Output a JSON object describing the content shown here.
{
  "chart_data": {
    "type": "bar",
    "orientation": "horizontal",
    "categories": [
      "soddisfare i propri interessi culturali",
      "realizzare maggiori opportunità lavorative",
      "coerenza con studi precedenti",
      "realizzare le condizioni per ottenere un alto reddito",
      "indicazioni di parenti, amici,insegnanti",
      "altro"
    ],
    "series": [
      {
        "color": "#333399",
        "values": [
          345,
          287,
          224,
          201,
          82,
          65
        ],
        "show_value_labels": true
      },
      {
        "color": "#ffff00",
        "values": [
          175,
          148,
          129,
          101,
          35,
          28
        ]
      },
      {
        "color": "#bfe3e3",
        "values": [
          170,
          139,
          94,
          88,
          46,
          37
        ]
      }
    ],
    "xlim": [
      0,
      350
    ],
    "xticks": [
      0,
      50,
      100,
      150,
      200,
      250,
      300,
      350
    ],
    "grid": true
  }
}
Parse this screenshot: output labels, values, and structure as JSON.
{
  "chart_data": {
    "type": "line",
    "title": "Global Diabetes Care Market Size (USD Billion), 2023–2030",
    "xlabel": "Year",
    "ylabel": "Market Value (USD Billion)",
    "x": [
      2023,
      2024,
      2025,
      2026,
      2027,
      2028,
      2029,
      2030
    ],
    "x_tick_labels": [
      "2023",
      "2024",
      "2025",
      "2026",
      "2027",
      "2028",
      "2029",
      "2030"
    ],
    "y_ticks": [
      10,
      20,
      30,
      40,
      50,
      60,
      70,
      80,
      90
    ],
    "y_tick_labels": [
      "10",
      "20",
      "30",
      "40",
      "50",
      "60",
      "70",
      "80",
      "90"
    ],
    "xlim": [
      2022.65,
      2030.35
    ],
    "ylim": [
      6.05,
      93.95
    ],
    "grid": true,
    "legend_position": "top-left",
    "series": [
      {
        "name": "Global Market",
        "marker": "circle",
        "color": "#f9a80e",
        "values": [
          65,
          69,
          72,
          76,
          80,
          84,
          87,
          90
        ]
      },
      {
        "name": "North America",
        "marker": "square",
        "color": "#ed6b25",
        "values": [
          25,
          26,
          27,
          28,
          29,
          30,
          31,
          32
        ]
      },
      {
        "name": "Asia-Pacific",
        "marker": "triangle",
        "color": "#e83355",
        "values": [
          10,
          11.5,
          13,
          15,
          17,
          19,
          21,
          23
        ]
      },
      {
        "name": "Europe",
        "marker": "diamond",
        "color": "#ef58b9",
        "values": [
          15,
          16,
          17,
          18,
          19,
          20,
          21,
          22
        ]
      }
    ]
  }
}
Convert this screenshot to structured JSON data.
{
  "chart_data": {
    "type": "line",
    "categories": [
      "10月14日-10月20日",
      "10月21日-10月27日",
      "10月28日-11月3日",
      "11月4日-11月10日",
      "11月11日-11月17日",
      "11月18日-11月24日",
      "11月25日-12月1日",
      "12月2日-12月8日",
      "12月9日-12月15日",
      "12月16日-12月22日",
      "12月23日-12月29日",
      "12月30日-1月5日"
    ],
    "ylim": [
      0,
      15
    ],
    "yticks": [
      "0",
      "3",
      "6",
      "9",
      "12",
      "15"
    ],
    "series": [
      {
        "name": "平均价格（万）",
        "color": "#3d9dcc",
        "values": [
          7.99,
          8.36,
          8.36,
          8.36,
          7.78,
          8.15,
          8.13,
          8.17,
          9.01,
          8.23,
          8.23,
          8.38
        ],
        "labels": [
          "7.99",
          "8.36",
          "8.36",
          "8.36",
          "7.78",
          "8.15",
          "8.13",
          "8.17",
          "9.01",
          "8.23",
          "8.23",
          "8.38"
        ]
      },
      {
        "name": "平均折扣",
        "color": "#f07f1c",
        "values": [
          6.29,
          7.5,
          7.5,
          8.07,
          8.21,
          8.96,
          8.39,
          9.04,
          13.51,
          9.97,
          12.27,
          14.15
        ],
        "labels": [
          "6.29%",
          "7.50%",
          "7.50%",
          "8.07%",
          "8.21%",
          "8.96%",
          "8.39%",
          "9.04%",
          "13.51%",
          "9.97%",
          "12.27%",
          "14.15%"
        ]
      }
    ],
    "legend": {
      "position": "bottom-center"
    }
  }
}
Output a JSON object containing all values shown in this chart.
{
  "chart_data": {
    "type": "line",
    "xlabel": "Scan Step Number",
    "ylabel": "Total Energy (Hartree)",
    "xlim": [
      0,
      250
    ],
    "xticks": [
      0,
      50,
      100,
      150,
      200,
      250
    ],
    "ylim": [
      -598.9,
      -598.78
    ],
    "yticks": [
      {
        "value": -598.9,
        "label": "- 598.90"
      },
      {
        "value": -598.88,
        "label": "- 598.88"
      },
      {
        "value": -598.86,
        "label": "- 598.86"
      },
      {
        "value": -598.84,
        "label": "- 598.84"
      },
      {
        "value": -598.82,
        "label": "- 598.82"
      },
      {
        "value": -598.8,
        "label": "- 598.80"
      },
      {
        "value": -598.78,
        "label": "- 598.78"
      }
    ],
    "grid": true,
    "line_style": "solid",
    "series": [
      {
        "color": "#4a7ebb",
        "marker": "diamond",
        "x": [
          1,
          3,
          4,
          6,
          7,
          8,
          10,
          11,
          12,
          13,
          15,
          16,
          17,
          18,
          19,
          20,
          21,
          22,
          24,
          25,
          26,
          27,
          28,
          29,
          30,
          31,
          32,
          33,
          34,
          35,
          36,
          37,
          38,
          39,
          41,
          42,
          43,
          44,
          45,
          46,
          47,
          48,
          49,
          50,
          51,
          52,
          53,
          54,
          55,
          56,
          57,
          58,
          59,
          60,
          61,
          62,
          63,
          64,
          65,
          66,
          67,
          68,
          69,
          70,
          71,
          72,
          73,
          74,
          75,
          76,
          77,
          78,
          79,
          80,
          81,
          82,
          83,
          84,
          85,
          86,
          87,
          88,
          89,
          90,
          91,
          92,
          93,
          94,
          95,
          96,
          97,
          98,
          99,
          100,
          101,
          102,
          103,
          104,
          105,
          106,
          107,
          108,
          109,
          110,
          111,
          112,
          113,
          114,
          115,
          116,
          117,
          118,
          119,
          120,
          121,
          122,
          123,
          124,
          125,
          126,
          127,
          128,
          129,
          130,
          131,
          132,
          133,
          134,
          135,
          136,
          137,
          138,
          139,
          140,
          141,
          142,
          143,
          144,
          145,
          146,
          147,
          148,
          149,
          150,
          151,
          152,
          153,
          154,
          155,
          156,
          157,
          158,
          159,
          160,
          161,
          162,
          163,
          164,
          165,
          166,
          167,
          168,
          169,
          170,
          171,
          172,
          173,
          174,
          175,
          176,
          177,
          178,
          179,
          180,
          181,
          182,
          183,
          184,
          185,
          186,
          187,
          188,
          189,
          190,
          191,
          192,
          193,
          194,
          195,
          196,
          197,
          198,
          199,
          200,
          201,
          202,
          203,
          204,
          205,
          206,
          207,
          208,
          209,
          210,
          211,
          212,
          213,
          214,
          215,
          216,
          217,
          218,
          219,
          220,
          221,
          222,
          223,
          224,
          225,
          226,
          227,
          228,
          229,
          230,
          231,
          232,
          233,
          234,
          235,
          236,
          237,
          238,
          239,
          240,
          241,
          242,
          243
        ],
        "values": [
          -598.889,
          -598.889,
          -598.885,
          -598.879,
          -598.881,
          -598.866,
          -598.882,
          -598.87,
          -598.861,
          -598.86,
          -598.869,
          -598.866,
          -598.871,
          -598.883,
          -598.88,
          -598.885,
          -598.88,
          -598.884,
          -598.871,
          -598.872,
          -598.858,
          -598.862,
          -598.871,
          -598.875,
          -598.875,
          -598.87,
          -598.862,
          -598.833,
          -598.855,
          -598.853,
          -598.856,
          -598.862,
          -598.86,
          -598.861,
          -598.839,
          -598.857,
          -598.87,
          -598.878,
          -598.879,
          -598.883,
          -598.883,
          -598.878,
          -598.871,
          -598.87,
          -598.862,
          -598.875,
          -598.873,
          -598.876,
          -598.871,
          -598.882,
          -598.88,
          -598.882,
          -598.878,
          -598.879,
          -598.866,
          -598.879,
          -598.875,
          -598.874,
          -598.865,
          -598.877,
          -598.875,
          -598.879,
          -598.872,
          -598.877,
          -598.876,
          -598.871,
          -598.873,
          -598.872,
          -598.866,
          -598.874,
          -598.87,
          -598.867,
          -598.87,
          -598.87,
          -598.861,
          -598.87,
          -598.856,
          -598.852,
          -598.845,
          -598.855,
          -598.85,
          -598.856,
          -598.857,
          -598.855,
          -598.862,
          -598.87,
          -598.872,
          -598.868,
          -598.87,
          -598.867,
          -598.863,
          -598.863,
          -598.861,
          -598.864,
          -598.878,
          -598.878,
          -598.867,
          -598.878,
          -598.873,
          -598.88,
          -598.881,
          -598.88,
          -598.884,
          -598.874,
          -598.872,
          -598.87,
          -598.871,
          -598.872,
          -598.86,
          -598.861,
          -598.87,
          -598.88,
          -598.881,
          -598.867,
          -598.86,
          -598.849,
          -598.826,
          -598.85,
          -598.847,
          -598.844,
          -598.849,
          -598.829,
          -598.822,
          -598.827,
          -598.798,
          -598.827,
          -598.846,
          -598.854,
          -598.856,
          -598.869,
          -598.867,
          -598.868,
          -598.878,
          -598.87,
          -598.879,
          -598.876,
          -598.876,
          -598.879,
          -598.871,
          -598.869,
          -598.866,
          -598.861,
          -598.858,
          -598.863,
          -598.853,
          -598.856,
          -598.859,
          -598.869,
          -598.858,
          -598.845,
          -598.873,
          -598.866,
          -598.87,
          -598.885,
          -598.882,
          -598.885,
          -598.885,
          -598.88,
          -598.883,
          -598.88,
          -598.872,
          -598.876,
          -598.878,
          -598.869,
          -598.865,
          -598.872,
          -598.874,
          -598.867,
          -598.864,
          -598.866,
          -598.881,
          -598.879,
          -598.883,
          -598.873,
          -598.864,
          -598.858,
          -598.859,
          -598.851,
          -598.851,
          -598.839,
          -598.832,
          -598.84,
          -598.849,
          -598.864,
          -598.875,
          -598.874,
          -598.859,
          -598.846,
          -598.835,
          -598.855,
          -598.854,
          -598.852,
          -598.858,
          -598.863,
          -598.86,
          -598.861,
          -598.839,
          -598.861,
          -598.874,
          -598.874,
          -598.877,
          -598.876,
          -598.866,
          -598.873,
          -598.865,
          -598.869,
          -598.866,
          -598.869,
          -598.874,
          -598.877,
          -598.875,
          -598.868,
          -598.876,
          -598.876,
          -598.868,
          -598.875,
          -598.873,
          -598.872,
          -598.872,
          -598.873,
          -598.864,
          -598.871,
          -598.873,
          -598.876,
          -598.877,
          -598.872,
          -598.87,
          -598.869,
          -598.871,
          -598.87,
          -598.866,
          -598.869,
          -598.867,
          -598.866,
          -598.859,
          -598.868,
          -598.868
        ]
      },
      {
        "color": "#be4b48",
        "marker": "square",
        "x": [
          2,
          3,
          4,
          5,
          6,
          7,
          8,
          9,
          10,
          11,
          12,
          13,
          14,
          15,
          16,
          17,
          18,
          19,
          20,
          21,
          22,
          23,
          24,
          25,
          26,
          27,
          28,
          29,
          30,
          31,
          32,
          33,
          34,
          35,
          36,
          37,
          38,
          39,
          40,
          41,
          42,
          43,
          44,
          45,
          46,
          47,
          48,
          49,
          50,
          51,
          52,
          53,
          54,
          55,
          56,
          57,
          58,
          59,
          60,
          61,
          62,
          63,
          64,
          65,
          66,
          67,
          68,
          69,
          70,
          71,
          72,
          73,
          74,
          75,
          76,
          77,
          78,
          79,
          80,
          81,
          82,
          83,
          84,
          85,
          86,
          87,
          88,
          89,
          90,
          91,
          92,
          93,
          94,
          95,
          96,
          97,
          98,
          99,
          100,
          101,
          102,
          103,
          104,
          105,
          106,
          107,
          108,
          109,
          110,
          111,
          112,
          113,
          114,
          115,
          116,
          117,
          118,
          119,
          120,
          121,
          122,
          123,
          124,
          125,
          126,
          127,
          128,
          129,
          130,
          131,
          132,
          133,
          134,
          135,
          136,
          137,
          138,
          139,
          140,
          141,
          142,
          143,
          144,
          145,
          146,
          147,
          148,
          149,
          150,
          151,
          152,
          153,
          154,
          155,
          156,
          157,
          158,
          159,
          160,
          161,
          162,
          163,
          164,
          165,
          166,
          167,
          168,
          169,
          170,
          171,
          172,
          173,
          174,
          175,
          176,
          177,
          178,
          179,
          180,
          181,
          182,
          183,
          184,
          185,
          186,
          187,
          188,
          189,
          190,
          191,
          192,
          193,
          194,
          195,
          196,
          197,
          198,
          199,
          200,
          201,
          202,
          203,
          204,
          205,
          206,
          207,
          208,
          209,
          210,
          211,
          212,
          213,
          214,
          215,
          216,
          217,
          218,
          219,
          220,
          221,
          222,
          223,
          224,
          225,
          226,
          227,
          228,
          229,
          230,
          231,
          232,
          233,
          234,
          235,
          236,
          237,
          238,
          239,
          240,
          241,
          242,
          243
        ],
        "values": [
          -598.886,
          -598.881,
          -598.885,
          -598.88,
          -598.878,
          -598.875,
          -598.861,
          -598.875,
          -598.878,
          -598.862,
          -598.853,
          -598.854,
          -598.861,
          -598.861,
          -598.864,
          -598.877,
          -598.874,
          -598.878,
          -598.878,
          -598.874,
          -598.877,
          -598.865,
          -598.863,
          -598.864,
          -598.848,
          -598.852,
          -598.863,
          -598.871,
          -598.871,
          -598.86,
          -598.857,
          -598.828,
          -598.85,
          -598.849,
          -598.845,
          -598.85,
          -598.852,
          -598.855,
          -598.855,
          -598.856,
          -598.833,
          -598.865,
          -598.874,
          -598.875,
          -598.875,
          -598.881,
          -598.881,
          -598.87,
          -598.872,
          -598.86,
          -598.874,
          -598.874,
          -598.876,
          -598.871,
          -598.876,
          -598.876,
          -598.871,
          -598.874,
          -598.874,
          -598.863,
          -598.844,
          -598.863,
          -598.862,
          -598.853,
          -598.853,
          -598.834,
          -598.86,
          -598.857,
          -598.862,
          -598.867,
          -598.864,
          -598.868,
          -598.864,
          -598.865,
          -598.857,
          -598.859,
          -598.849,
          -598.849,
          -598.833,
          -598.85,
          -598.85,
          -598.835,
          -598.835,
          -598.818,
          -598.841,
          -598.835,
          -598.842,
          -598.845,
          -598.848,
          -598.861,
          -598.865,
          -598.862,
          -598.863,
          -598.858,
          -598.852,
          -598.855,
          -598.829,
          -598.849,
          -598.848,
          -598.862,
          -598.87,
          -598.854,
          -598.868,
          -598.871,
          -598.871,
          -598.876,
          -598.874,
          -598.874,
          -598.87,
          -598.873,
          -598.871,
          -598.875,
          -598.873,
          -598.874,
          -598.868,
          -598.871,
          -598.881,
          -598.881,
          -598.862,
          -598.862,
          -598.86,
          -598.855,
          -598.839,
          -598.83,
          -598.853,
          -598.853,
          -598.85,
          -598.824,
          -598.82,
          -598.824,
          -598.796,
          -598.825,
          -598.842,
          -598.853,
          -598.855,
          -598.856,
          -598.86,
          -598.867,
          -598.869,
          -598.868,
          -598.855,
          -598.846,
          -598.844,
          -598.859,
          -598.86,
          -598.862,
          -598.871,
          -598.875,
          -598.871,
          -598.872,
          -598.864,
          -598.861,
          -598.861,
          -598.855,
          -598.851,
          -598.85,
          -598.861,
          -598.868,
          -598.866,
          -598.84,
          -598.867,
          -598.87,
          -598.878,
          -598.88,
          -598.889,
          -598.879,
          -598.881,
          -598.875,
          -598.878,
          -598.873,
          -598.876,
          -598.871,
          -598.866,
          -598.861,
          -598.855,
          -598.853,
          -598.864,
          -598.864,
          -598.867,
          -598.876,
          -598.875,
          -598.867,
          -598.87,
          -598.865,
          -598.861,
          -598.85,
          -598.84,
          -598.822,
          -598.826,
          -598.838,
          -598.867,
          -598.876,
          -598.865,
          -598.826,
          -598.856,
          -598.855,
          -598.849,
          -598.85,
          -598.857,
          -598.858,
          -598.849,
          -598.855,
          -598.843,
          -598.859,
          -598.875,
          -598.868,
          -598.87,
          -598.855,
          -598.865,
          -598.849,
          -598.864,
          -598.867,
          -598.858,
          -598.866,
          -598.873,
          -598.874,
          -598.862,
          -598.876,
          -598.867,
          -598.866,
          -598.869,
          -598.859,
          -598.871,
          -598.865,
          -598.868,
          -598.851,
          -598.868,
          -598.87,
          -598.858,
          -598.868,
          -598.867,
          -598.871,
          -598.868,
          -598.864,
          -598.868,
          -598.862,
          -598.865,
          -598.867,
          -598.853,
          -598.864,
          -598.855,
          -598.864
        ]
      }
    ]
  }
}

•••••

#### [Stated problem]
Of the lines in the material, how many hold the word "screenshot"? Reply with the number only.

#### [Finished answer]
2